### EXTRACTED RECORDS:
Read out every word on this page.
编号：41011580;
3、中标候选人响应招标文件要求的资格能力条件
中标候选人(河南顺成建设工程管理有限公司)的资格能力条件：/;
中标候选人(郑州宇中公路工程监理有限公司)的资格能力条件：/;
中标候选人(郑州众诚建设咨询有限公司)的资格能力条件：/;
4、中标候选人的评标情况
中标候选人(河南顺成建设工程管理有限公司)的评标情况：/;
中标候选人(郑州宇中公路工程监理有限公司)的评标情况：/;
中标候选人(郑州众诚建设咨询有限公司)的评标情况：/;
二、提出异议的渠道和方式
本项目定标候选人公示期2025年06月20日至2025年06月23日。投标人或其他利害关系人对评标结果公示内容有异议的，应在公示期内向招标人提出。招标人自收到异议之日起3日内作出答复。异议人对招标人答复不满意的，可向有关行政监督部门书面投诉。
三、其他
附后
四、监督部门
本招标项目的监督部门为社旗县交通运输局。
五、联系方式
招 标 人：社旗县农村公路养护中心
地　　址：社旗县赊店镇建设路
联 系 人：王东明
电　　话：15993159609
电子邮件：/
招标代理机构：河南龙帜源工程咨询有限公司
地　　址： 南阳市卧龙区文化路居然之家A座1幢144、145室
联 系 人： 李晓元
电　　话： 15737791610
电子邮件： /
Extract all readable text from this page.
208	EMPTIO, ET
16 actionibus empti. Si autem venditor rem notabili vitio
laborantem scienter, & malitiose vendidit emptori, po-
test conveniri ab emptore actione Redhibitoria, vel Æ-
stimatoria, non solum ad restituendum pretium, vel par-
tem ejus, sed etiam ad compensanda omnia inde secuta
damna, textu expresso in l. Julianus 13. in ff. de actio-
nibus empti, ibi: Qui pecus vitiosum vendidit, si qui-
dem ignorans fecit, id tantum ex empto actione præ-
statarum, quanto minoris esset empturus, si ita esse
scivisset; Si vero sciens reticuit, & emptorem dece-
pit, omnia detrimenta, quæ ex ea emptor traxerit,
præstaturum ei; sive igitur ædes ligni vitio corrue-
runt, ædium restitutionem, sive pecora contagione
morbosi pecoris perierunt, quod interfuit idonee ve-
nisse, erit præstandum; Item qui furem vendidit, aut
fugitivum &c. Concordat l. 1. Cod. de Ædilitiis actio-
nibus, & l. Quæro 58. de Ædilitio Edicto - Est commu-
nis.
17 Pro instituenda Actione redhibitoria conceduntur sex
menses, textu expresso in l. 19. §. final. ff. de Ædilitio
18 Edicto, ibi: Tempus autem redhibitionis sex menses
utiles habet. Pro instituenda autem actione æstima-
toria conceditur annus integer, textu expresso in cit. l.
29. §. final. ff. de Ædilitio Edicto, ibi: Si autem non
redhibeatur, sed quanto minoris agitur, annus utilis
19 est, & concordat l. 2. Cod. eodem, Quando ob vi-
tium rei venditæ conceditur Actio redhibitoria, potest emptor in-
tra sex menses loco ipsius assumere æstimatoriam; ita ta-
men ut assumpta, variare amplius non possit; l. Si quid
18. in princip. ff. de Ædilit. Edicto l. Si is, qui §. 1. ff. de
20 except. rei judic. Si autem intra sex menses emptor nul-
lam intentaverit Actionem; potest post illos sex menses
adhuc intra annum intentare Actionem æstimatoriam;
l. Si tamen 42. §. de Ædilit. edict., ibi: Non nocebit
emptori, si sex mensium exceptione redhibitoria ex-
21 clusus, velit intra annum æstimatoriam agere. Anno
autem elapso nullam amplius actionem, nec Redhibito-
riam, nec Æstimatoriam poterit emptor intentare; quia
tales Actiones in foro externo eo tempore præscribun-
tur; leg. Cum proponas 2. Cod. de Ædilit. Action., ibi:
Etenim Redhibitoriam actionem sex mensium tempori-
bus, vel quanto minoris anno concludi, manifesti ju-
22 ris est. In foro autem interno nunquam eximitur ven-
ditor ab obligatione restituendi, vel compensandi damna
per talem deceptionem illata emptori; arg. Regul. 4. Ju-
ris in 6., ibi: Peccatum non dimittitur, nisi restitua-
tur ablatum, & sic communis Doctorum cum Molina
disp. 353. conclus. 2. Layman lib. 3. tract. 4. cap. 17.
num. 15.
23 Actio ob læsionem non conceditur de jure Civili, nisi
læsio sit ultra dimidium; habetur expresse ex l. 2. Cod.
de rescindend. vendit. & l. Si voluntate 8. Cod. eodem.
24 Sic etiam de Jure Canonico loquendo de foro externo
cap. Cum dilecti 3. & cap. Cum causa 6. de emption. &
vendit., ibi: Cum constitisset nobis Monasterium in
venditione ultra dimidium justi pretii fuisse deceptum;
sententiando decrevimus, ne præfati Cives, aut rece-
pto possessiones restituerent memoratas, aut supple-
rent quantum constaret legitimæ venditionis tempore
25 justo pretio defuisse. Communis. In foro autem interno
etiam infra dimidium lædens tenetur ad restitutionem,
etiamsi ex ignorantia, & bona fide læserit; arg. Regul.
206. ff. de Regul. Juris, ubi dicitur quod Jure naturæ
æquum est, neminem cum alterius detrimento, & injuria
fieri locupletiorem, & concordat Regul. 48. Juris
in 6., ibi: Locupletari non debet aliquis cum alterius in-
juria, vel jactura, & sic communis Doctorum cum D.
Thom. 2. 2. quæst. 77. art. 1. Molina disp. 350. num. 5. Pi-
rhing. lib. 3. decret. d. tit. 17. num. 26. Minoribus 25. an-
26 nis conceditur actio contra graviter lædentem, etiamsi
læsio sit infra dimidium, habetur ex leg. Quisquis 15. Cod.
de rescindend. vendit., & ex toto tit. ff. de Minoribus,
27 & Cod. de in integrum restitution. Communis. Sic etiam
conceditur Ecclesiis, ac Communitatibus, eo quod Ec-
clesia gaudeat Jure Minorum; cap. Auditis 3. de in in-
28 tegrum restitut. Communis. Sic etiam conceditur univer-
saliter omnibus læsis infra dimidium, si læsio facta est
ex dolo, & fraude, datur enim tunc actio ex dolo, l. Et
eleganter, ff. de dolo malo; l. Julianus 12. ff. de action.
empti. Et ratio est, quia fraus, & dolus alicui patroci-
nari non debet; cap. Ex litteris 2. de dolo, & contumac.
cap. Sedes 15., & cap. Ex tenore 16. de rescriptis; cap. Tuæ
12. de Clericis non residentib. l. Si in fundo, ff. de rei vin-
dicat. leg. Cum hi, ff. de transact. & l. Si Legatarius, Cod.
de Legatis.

### TASK TO CARRY OUT:
Make an exact copy of every entry.

### EXERCISE OUTPUT:
Read out every word on this page.
编号：41011580;
3、中标候选人响应招标文件要求的资格能力条件
中标候选人(河南顺成建设工程管理有限公司)的资格能力条件：/;
中标候选人(郑州宇中公路工程监理有限公司)的资格能力条件：/;
中标候选人(郑州众诚建设咨询有限公司)的资格能力条件：/;
4、中标候选人的评标情况
中标候选人(河南顺成建设工程管理有限公司)的评标情况：/;
中标候选人(郑州宇中公路工程监理有限公司)的评标情况：/;
中标候选人(郑州众诚建设咨询有限公司)的评标情况：/;
二、提出异议的渠道和方式
本项目定标候选人公示期2025年06月20日至2025年06月23日。投标人或其他利害关系人对评标结果公示内容有异议的，应在公示期内向招标人提出。招标人自收到异议之日起3日内作出答复。异议人对招标人答复不满意的，可向有关行政监督部门书面投诉。
三、其他
附后
四、监督部门
本招标项目的监督部门为社旗县交通运输局。
五、联系方式
招 标 人：社旗县农村公路养护中心
地　　址：社旗县赊店镇建设路
联 系 人：王东明
电　　话：15993159609
电子邮件：/
招标代理机构：河南龙帜源工程咨询有限公司
地　　址： 南阳市卧龙区文化路居然之家A座1幢144、145室
联 系 人： 李晓元
电　　话： 15737791610
电子邮件： /
Extract all readable text from this page.
208	EMPTIO, ET
16 actionibus empti. Si autem venditor rem notabili vitio
laborantem scienter, & malitiose vendidit emptori, po-
test conveniri ab emptore actione Redhibitoria, vel Æ-
stimatoria, non solum ad restituendum pretium, vel par-
tem ejus, sed etiam ad compensanda omnia inde secuta
damna, textu expresso in l. Julianus 13. in ff. de actio-
nibus empti, ibi: Qui pecus vitiosum vendidit, si qui-
dem ignorans fecit, id tantum ex empto actione præ-
statarum, quanto minoris esset empturus, si ita esse
scivisset; Si vero sciens reticuit, & emptorem dece-
pit, omnia detrimenta, quæ ex ea emptor traxerit,
præstaturum ei; sive igitur ædes ligni vitio corrue-
runt, ædium restitutionem, sive pecora contagione
morbosi pecoris perierunt, quod interfuit idonee ve-
nisse, erit præstandum; Item qui furem vendidit, aut
fugitivum &c. Concordat l. 1. Cod. de Ædilitiis actio-
nibus, & l. Quæro 58. de Ædilitio Edicto - Est commu-
nis.
17 Pro instituenda Actione redhibitoria conceduntur sex
menses, textu expresso in l. 19. §. final. ff. de Ædilitio
18 Edicto, ibi: Tempus autem redhibitionis sex menses
utiles habet. Pro instituenda autem actione æstima-
toria conceditur annus integer, textu expresso in cit. l.
29. §. final. ff. de Ædilitio Edicto, ibi: Si autem non
redhibeatur, sed quanto minoris agitur, annus utilis
19 est, & concordat l. 2. Cod. eodem, Quando ob vi-
tium rei venditæ conceditur Actio redhibitoria, potest emptor in-
tra sex menses loco ipsius assumere æstimatoriam; ita ta-
men ut assumpta, variare amplius non possit; l. Si quid
18. in princip. ff. de Ædilit. Edicto l. Si is, qui §. 1. ff. de
20 except. rei judic. Si autem intra sex menses emptor nul-
lam intentaverit Actionem; potest post illos sex menses
adhuc intra annum intentare Actionem æstimatoriam;
l. Si tamen 42. §. de Ædilit. edict., ibi: Non nocebit
emptori, si sex mensium exceptione redhibitoria ex-
21 clusus, velit intra annum æstimatoriam agere. Anno
autem elapso nullam amplius actionem, nec Redhibito-
riam, nec Æstimatoriam poterit emptor intentare; quia
tales Actiones in foro externo eo tempore præscribun-
tur; leg. Cum proponas 2. Cod. de Ædilit. Action., ibi:
Etenim Redhibitoriam actionem sex mensium tempori-
bus, vel quanto minoris anno concludi, manifesti ju-
22 ris est. In foro autem interno nunquam eximitur ven-
ditor ab obligatione restituendi, vel compensandi damna
per talem deceptionem illata emptori; arg. Regul. 4. Ju-
ris in 6., ibi: Peccatum non dimittitur, nisi restitua-
tur ablatum, & sic communis Doctorum cum Molina
disp. 353. conclus. 2. Layman lib. 3. tract. 4. cap. 17.
num. 15.
23 Actio ob læsionem non conceditur de jure Civili, nisi
læsio sit ultra dimidium; habetur expresse ex l. 2. Cod.
de rescindend. vendit. & l. Si voluntate 8. Cod. eodem.
24 Sic etiam de Jure Canonico loquendo de foro externo
cap. Cum dilecti 3. & cap. Cum causa 6. de emption. &
vendit., ibi: Cum constitisset nobis Monasterium in
venditione ultra dimidium justi pretii fuisse deceptum;
sententiando decrevimus, ne præfati Cives, aut rece-
pto possessiones restituerent memoratas, aut supple-
rent quantum constaret legitimæ venditionis tempore
25 justo pretio defuisse. Communis. In foro autem interno
etiam infra dimidium lædens tenetur ad restitutionem,
etiamsi ex ignorantia, & bona fide læserit; arg. Regul.
206. ff. de Regul. Juris, ubi dicitur quod Jure naturæ
æquum est, neminem cum alterius detrimento, & injuria
fieri locupletiorem, & concordat Regul. 48. Juris
in 6., ibi: Locupletari non debet aliquis cum alterius in-
juria, vel jactura, & sic communis Doctorum cum D.
Thom. 2. 2. quæst. 77. art. 1. Molina disp. 350. num. 5. Pi-
rhing. lib. 3. decret. d. tit. 17. num. 26. Minoribus 25. an-
26 nis conceditur actio contra graviter lædentem, etiamsi
læsio sit infra dimidium, habetur ex leg. Quisquis 15. Cod.
de rescindend. vendit., & ex toto tit. ff. de Minoribus,
27 & Cod. de in integrum restitution. Communis. Sic etiam
conceditur Ecclesiis, ac Communitatibus, eo quod Ec-
clesia gaudeat Jure Minorum; cap. Auditis 3. de in in-
28 tegrum restitut. Communis. Sic etiam conceditur univer-
saliter omnibus læsis infra dimidium, si læsio facta est
ex dolo, & fraude, datur enim tunc actio ex dolo, l. Et
eleganter, ff. de dolo malo; l. Julianus 12. ff. de action.
empti. Et ratio est, quia fraus, & dolus alicui patroci-
nari non debet; cap. Ex litteris 2. de dolo, & contumac.
cap. Sedes 15., & cap. Ex tenore 16. de rescriptis; cap. Tuæ
12. de Clericis non residentib. l. Si in fundo, ff. de rei vin-
dicat. leg. Cum hi, ff. de transact. & l. Si Legatarius, Cod.
de Legatis.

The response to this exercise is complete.